- [YOUR TASK]: Copy out all lines in the data below containing the string "plötzlich".

'''

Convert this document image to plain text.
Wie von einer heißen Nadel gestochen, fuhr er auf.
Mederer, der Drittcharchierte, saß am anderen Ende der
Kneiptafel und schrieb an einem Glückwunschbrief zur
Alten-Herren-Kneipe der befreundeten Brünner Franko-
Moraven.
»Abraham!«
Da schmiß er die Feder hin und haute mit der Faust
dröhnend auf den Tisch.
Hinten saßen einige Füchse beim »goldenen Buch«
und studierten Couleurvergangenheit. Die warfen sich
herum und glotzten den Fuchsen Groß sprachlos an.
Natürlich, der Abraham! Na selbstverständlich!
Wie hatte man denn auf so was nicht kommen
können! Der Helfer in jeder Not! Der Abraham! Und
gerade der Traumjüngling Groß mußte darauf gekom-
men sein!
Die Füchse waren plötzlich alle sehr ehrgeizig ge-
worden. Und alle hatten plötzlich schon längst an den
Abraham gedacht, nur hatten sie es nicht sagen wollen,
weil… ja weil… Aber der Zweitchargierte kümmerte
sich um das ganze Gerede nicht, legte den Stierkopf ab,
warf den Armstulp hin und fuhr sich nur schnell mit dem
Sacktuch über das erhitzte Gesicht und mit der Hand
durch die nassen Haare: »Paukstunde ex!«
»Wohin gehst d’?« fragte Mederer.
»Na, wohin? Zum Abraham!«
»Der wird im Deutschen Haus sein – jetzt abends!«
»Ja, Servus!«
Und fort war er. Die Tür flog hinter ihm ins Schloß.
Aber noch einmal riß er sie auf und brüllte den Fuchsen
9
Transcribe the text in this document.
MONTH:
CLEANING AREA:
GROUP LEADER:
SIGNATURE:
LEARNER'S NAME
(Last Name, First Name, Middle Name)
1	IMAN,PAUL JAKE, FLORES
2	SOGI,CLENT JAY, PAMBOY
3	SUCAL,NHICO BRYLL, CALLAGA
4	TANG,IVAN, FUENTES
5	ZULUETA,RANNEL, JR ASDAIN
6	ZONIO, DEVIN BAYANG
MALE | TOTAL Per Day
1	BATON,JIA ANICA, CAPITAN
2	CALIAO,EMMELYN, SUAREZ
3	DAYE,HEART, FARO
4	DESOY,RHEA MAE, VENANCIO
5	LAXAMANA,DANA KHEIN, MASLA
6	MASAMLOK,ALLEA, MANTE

'''

- [TASK SOLUTION]:
Die Füchse waren plötzlich alle sehr ehrgeizig ge-
worden. Und alle hatten plötzlich schon längst an den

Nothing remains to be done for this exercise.